## [Stated goal]
Every record must be repeated exactly; omit any pictures they contain.

## [Supplied material]
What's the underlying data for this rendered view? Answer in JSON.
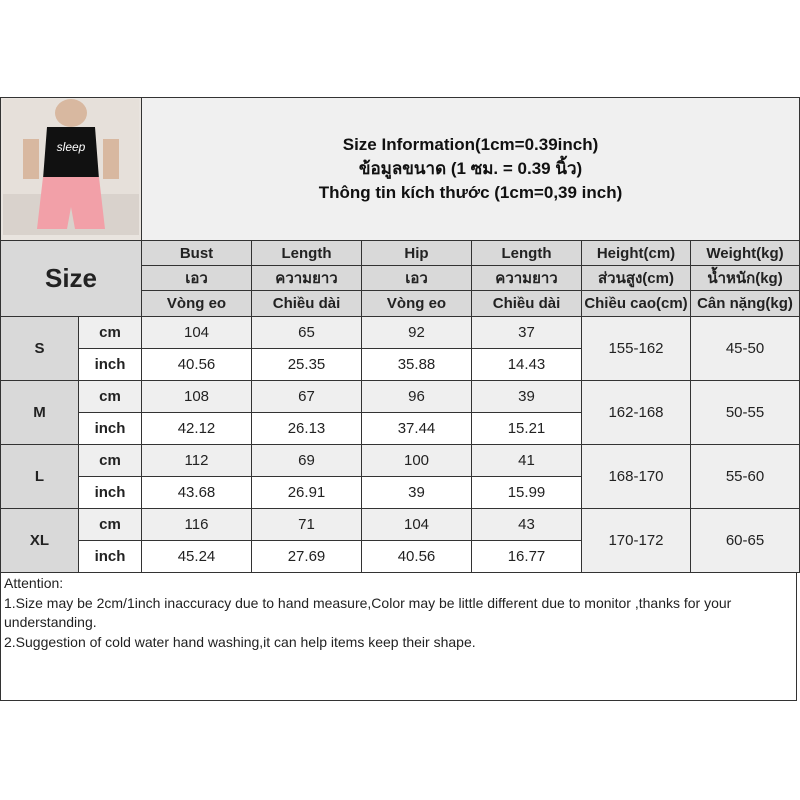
{
  "title_lines": [
    "Size Information(1cm=0.39inch)",
    "ข้อมูลขนาด (1 ซม. = 0.39 นิ้ว)",
    "Thông tin kích thước (1cm=0,39 inch)"
  ],
  "size_label": "Size",
  "headers": [
    [
      "Bust",
      "Length",
      "Hip",
      "Length",
      "Height(cm)",
      "Weight(kg)"
    ],
    [
      "เอว",
      "ความยาว",
      "เอว",
      "ความยาว",
      "ส่วนสูง(cm)",
      "น้ำหนัก(kg)"
    ],
    [
      "Vòng eo",
      "Chiều dài",
      "Vòng eo",
      "Chiều dài",
      "Chiều cao(cm)",
      "Cân nặng(kg)"
    ]
  ],
  "rows": [
    {
      "size": "S",
      "cm_label": "cm",
      "inch_label": "inch",
      "cm": [
        "104",
        "65",
        "92",
        "37"
      ],
      "inch": [
        "40.56",
        "25.35",
        "35.88",
        "14.43"
      ],
      "height": "155-162",
      "weight": "45-50"
    },
    {
      "size": "M",
      "cm_label": "cm",
      "inch_label": "inch",
      "cm": [
        "108",
        "67",
        "96",
        "39"
      ],
      "inch": [
        "42.12",
        "26.13",
        "37.44",
        "15.21"
      ],
      "height": "162-168",
      "weight": "50-55"
    },
    {
      "size": "L",
      "cm_label": "cm",
      "inch_label": "inch",
      "cm": [
        "112",
        "69",
        "100",
        "41"
      ],
      "inch": [
        "43.68",
        "26.91",
        "39",
        "15.99"
      ],
      "height": "168-170",
      "weight": "55-60"
    },
    {
      "size": "XL",
      "cm_label": "cm",
      "inch_label": "inch",
      "cm": [
        "116",
        "71",
        "104",
        "43"
      ],
      "inch": [
        "45.24",
        "27.69",
        "40.56",
        "16.77"
      ],
      "height": "170-172",
      "weight": "60-65"
    }
  ],
  "attention": [
    "Attention:",
    "1.Size may be 2cm/1inch inaccuracy due to hand measure,Color may be little different due to monitor ,thanks for your understanding.",
    "2.Suggestion of cold water hand washing,it can help items keep their shape."
  ],
  "product_image_lettering": "sleep"
}
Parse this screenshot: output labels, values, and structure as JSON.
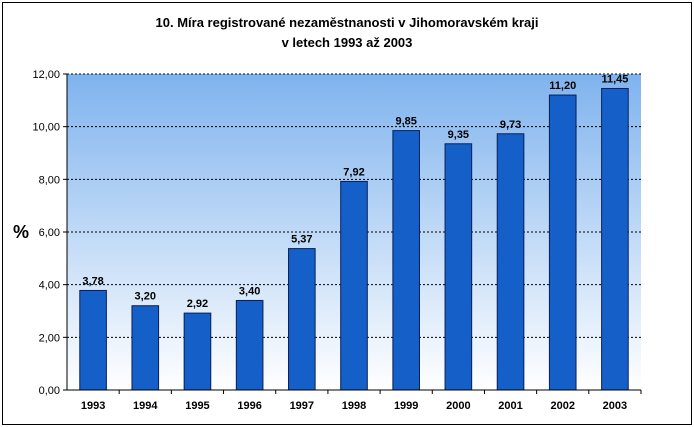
{
  "chart_data": {
    "type": "bar",
    "title_lines": [
      "10. Míra registrované nezaměstnanosti v Jihomoravském kraji",
      "v letech 1993 až 2003"
    ],
    "ylabel": "%",
    "xlabel": "",
    "categories": [
      "1993",
      "1994",
      "1995",
      "1996",
      "1997",
      "1998",
      "1999",
      "2000",
      "2001",
      "2002",
      "2003"
    ],
    "values": [
      3.78,
      3.2,
      2.92,
      3.4,
      5.37,
      7.92,
      9.85,
      9.35,
      9.73,
      11.2,
      11.45
    ],
    "value_labels": [
      "3,78",
      "3,20",
      "2,92",
      "3,40",
      "5,37",
      "7,92",
      "9,85",
      "9,35",
      "9,73",
      "11,20",
      "11,45"
    ],
    "ylim": [
      0,
      12
    ],
    "yticks": [
      0,
      2,
      4,
      6,
      8,
      10,
      12
    ],
    "ytick_labels": [
      "0,00",
      "2,00",
      "4,00",
      "6,00",
      "8,00",
      "10,00",
      "12,00"
    ],
    "grid": true,
    "grid_style": "dashed",
    "bar_color": "#1560C8",
    "bar_edge_color": "#0A1E5A",
    "plot_gradient": [
      "#7FB3EE",
      "#FFFFFF"
    ]
  }
}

## [Answer below]
What's the underlying data for this rendered view? Answer in JSON.
{
  "title_lines": [
    "Size Information(1cm=0.39inch)",
    "ข้อมูลขนาด (1 ซม. = 0.39 นิ้ว)",
    "Thông tin kích thước (1cm=0,39 inch)"
  ],
  "size_label": "Size",
  "headers": [
    [
      "Bust",
      "Length",
      "Hip",
      "Length",
      "Height(cm)",
      "Weight(kg)"
    ],
    [
      "เอว",
      "ความยาว",
      "เอว",
      "ความยาว",
      "ส่วนสูง(cm)",
      "น้ำหนัก(kg)"
    ],
    [
      "Vòng eo",
      "Chiều dài",
      "Vòng eo",
      "Chiều dài",
      "Chiều cao(cm)",
      "Cân nặng(kg)"
    ]
  ],
  "rows": [
    {
      "size": "S",
      "cm_label": "cm",
      "inch_label": "inch",
      "cm": [
        "104",
        "65",
        "92",
        "37"
      ],
      "inch": [
        "40.56",
        "25.35",
        "35.88",
        "14.43"
      ],
      "height": "155-162",
      "weight": "45-50"
    },
    {
      "size": "M",
      "cm_label": "cm",
      "inch_label": "inch",
      "cm": [
        "108",
        "67",
        "96",
        "39"
      ],
      "inch": [
        "42.12",
        "26.13",
        "37.44",
        "15.21"
      ],
      "height": "162-168",
      "weight": "50-55"
    },
    {
      "size": "L",
      "cm_label": "cm",
      "inch_label": "inch",
      "cm": [
        "112",
        "69",
        "100",
        "41"
      ],
      "inch": [
        "43.68",
        "26.91",
        "39",
        "15.99"
      ],
      "height": "168-170",
      "weight": "55-60"
    },
    {
      "size": "XL",
      "cm_label": "cm",
      "inch_label": "inch",
      "cm": [
        "116",
        "71",
        "104",
        "43"
      ],
      "inch": [
        "45.24",
        "27.69",
        "40.56",
        "16.77"
      ],
      "height": "170-172",
      "weight": "60-65"
    }
  ],
  "attention": [
    "Attention:",
    "1.Size may be 2cm/1inch inaccuracy due to hand measure,Color may be little different due to monitor ,thanks for your understanding.",
    "2.Suggestion of cold water hand washing,it can help items keep their shape."
  ],
  "product_image_lettering": "sleep"
}
Parse this screenshot: output labels, values, and structure as JSON.
{
  "chart_data": {
    "type": "bar",
    "title_lines": [
      "10. Míra registrované nezaměstnanosti v Jihomoravském kraji",
      "v letech 1993 až 2003"
    ],
    "ylabel": "%",
    "xlabel": "",
    "categories": [
      "1993",
      "1994",
      "1995",
      "1996",
      "1997",
      "1998",
      "1999",
      "2000",
      "2001",
      "2002",
      "2003"
    ],
    "values": [
      3.78,
      3.2,
      2.92,
      3.4,
      5.37,
      7.92,
      9.85,
      9.35,
      9.73,
      11.2,
      11.45
    ],
    "value_labels": [
      "3,78",
      "3,20",
      "2,92",
      "3,40",
      "5,37",
      "7,92",
      "9,85",
      "9,35",
      "9,73",
      "11,20",
      "11,45"
    ],
    "ylim": [
      0,
      12
    ],
    "yticks": [
      0,
      2,
      4,
      6,
      8,
      10,
      12
    ],
    "ytick_labels": [
      "0,00",
      "2,00",
      "4,00",
      "6,00",
      "8,00",
      "10,00",
      "12,00"
    ],
    "grid": true,
    "grid_style": "dashed",
    "bar_color": "#1560C8",
    "bar_edge_color": "#0A1E5A",
    "plot_gradient": [
      "#7FB3EE",
      "#FFFFFF"
    ]
  }
}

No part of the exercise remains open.